EXERCISE AIM:
All entries should be output exactly as they stand.

LISTED RECORDS:
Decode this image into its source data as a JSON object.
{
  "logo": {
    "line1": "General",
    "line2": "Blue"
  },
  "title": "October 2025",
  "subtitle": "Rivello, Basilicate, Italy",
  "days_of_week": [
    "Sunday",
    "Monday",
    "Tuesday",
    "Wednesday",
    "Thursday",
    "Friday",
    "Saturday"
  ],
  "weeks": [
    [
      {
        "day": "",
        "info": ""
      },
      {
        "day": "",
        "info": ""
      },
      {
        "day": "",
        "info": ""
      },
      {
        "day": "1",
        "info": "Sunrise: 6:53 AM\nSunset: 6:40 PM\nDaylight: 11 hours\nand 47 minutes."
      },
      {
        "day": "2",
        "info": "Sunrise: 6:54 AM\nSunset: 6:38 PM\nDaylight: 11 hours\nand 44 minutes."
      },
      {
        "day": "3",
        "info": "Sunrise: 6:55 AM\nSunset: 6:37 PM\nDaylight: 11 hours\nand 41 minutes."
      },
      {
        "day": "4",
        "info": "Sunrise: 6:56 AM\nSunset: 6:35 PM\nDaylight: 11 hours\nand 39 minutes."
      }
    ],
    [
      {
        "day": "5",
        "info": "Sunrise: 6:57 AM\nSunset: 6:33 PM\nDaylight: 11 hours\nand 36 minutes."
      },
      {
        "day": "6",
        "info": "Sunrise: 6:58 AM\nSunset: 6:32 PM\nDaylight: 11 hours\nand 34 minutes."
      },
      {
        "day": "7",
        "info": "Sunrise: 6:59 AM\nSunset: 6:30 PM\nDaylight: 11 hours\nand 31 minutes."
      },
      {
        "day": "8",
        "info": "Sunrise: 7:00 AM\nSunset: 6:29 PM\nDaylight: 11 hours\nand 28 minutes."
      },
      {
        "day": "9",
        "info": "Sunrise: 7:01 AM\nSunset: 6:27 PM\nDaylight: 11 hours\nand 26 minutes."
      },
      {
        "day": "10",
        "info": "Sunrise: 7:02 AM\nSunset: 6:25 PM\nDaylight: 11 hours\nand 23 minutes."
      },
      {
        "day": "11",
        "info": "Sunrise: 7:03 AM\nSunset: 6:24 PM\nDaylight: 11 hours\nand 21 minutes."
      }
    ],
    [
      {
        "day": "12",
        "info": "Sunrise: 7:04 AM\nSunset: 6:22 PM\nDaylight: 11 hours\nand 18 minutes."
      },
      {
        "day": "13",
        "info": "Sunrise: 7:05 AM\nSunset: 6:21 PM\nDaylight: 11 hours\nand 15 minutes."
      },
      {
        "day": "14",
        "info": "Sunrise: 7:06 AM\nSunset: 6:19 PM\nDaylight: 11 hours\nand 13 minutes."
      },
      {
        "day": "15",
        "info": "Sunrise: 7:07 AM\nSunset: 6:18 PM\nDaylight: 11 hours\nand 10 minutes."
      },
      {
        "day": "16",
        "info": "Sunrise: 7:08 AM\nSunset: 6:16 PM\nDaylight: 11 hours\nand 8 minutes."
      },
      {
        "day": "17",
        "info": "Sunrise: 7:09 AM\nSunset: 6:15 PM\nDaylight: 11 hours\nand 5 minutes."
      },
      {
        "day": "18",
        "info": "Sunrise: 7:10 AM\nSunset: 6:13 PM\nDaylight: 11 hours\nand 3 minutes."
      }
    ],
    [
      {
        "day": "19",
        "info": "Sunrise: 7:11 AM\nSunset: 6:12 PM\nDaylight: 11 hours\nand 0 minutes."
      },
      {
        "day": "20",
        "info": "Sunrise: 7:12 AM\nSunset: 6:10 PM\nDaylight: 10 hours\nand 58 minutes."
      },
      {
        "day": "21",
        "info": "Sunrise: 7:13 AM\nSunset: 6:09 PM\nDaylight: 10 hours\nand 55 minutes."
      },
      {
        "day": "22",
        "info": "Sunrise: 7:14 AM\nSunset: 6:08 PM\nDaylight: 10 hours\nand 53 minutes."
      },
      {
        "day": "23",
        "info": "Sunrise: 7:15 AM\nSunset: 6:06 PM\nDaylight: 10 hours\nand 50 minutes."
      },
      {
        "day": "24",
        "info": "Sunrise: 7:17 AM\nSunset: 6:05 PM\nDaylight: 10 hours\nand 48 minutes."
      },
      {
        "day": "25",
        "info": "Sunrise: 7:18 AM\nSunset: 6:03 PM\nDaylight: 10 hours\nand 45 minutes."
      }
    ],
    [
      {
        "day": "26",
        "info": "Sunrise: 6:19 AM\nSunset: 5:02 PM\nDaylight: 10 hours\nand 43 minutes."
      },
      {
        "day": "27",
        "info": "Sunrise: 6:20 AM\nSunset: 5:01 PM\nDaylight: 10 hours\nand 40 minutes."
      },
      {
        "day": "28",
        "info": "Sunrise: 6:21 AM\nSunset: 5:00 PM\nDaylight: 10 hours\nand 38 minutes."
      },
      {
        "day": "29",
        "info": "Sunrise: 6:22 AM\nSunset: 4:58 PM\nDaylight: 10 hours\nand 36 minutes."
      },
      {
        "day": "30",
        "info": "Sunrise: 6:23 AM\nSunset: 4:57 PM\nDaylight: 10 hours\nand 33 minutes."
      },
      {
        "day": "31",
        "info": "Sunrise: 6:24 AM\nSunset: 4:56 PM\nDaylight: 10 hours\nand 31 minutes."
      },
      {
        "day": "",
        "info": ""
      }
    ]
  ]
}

EXERCISE RESPONSE:
Decode this image into its source data as a JSON object.
{
  "logo": {
    "line1": "General",
    "line2": "Blue"
  },
  "title": "October 2025",
  "subtitle": "Rivello, Basilicate, Italy",
  "days_of_week": [
    "Sunday",
    "Monday",
    "Tuesday",
    "Wednesday",
    "Thursday",
    "Friday",
    "Saturday"
  ],
  "weeks": [
    [
      {
        "day": "",
        "info": ""
      },
      {
        "day": "",
        "info": ""
      },
      {
        "day": "",
        "info": ""
      },
      {
        "day": "1",
        "info": "Sunrise: 6:53 AM\nSunset: 6:40 PM\nDaylight: 11 hours\nand 47 minutes."
      },
      {
        "day": "2",
        "info": "Sunrise: 6:54 AM\nSunset: 6:38 PM\nDaylight: 11 hours\nand 44 minutes."
      },
      {
        "day": "3",
        "info": "Sunrise: 6:55 AM\nSunset: 6:37 PM\nDaylight: 11 hours\nand 41 minutes."
      },
      {
        "day": "4",
        "info": "Sunrise: 6:56 AM\nSunset: 6:35 PM\nDaylight: 11 hours\nand 39 minutes."
      }
    ],
    [
      {
        "day": "5",
        "info": "Sunrise: 6:57 AM\nSunset: 6:33 PM\nDaylight: 11 hours\nand 36 minutes."
      },
      {
        "day": "6",
        "info": "Sunrise: 6:58 AM\nSunset: 6:32 PM\nDaylight: 11 hours\nand 34 minutes."
      },
      {
        "day": "7",
        "info": "Sunrise: 6:59 AM\nSunset: 6:30 PM\nDaylight: 11 hours\nand 31 minutes."
      },
      {
        "day": "8",
        "info": "Sunrise: 7:00 AM\nSunset: 6:29 PM\nDaylight: 11 hours\nand 28 minutes."
      },
      {
        "day": "9",
        "info": "Sunrise: 7:01 AM\nSunset: 6:27 PM\nDaylight: 11 hours\nand 26 minutes."
      },
      {
        "day": "10",
        "info": "Sunrise: 7:02 AM\nSunset: 6:25 PM\nDaylight: 11 hours\nand 23 minutes."
      },
      {
        "day": "11",
        "info": "Sunrise: 7:03 AM\nSunset: 6:24 PM\nDaylight: 11 hours\nand 21 minutes."
      }
    ],
    [
      {
        "day": "12",
        "info": "Sunrise: 7:04 AM\nSunset: 6:22 PM\nDaylight: 11 hours\nand 18 minutes."
      },
      {
        "day": "13",
        "info": "Sunrise: 7:05 AM\nSunset: 6:21 PM\nDaylight: 11 hours\nand 15 minutes."
      },
      {
        "day": "14",
        "info": "Sunrise: 7:06 AM\nSunset: 6:19 PM\nDaylight: 11 hours\nand 13 minutes."
      },
      {
        "day": "15",
        "info": "Sunrise: 7:07 AM\nSunset: 6:18 PM\nDaylight: 11 hours\nand 10 minutes."
      },
      {
        "day": "16",
        "info": "Sunrise: 7:08 AM\nSunset: 6:16 PM\nDaylight: 11 hours\nand 8 minutes."
      },
      {
        "day": "17",
        "info": "Sunrise: 7:09 AM\nSunset: 6:15 PM\nDaylight: 11 hours\nand 5 minutes."
      },
      {
        "day": "18",
        "info": "Sunrise: 7:10 AM\nSunset: 6:13 PM\nDaylight: 11 hours\nand 3 minutes."
      }
    ],
    [
      {
        "day": "19",
        "info": "Sunrise: 7:11 AM\nSunset: 6:12 PM\nDaylight: 11 hours\nand 0 minutes."
      },
      {
        "day": "20",
        "info": "Sunrise: 7:12 AM\nSunset: 6:10 PM\nDaylight: 10 hours\nand 58 minutes."
      },
      {
        "day": "21",
        "info": "Sunrise: 7:13 AM\nSunset: 6:09 PM\nDaylight: 10 hours\nand 55 minutes."
      },
      {
        "day": "22",
        "info": "Sunrise: 7:14 AM\nSunset: 6:08 PM\nDaylight: 10 hours\nand 53 minutes."
      },
      {
        "day": "23",
        "info": "Sunrise: 7:15 AM\nSunset: 6:06 PM\nDaylight: 10 hours\nand 50 minutes."
      },
      {
        "day": "24",
        "info": "Sunrise: 7:17 AM\nSunset: 6:05 PM\nDaylight: 10 hours\nand 48 minutes."
      },
      {
        "day": "25",
        "info": "Sunrise: 7:18 AM\nSunset: 6:03 PM\nDaylight: 10 hours\nand 45 minutes."
      }
    ],
    [
      {
        "day": "26",
        "info": "Sunrise: 6:19 AM\nSunset: 5:02 PM\nDaylight: 10 hours\nand 43 minutes."
      },
      {
        "day": "27",
        "info": "Sunrise: 6:20 AM\nSunset: 5:01 PM\nDaylight: 10 hours\nand 40 minutes."
      },
      {
        "day": "28",
        "info": "Sunrise: 6:21 AM\nSunset: 5:00 PM\nDaylight: 10 hours\nand 38 minutes."
      },
      {
        "day": "29",
        "info": "Sunrise: 6:22 AM\nSunset: 4:58 PM\nDaylight: 10 hours\nand 36 minutes."
      },
      {
        "day": "30",
        "info": "Sunrise: 6:23 AM\nSunset: 4:57 PM\nDaylight: 10 hours\nand 33 minutes."
      },
      {
        "day": "31",
        "info": "Sunrise: 6:24 AM\nSunset: 4:56 PM\nDaylight: 10 hours\nand 31 minutes."
      },
      {
        "day": "",
        "info": ""
      }
    ]
  ]
}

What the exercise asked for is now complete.